%%
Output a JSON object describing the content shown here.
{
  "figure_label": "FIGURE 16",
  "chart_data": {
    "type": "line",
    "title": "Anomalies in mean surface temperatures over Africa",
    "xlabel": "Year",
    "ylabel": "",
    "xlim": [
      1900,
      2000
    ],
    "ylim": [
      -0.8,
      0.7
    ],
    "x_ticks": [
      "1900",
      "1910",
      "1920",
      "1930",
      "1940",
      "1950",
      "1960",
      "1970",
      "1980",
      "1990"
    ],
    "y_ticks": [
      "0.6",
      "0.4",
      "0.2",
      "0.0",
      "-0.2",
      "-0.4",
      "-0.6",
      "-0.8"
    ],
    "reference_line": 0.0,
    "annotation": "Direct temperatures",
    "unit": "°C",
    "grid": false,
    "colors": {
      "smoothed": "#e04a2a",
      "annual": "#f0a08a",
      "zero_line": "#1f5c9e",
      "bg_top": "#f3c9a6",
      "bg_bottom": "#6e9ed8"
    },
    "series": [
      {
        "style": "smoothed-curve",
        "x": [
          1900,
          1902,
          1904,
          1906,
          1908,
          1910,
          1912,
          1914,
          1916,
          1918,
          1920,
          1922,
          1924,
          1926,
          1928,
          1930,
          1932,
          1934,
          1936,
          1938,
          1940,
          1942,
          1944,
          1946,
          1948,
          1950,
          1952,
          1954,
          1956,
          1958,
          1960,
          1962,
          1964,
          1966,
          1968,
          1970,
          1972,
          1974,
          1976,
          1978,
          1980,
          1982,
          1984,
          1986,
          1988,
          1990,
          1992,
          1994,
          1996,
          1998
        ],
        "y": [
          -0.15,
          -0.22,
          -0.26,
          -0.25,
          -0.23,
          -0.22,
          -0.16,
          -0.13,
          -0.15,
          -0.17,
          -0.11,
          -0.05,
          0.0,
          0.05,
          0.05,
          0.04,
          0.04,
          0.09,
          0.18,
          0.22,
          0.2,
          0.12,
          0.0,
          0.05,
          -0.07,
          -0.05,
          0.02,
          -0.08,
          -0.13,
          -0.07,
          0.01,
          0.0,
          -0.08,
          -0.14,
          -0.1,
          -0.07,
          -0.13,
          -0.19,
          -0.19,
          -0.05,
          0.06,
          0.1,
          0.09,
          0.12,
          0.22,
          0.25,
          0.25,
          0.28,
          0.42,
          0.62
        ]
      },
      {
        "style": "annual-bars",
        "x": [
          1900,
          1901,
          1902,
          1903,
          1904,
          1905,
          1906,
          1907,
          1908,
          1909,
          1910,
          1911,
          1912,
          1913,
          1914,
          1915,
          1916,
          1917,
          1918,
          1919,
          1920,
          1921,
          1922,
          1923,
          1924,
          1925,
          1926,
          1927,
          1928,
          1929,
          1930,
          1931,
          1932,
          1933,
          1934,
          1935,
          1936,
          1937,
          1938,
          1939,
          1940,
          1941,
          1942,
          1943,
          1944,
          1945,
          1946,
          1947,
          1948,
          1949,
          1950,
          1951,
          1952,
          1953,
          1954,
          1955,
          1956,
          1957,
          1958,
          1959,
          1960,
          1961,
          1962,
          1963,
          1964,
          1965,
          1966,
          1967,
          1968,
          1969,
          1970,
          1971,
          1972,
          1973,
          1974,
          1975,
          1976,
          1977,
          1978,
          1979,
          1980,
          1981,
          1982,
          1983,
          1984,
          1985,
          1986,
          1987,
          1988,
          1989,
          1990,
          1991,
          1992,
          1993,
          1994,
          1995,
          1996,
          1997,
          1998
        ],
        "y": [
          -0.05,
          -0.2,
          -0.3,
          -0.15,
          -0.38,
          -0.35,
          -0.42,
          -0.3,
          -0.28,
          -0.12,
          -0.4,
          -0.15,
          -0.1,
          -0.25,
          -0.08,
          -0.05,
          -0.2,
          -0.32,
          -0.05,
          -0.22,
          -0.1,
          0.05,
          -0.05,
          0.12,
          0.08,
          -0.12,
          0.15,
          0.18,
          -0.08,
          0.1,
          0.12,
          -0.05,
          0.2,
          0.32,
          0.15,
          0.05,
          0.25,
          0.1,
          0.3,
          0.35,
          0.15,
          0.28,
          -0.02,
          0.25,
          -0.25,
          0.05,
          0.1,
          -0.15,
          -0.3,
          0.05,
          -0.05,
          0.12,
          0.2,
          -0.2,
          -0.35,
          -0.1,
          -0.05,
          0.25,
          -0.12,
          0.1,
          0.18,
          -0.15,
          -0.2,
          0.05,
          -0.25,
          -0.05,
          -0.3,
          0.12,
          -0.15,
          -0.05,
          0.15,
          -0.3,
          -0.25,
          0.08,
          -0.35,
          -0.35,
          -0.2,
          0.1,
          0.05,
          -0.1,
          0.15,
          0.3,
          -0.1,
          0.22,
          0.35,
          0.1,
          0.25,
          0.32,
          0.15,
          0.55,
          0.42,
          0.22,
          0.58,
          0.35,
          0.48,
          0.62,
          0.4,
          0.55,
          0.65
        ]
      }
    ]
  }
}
%%
From the entries, copy out each line containing the word "temperatures".

    "title": "Anomalies in mean surface temperatures over Africa",
    "annotation": "Direct temperatures",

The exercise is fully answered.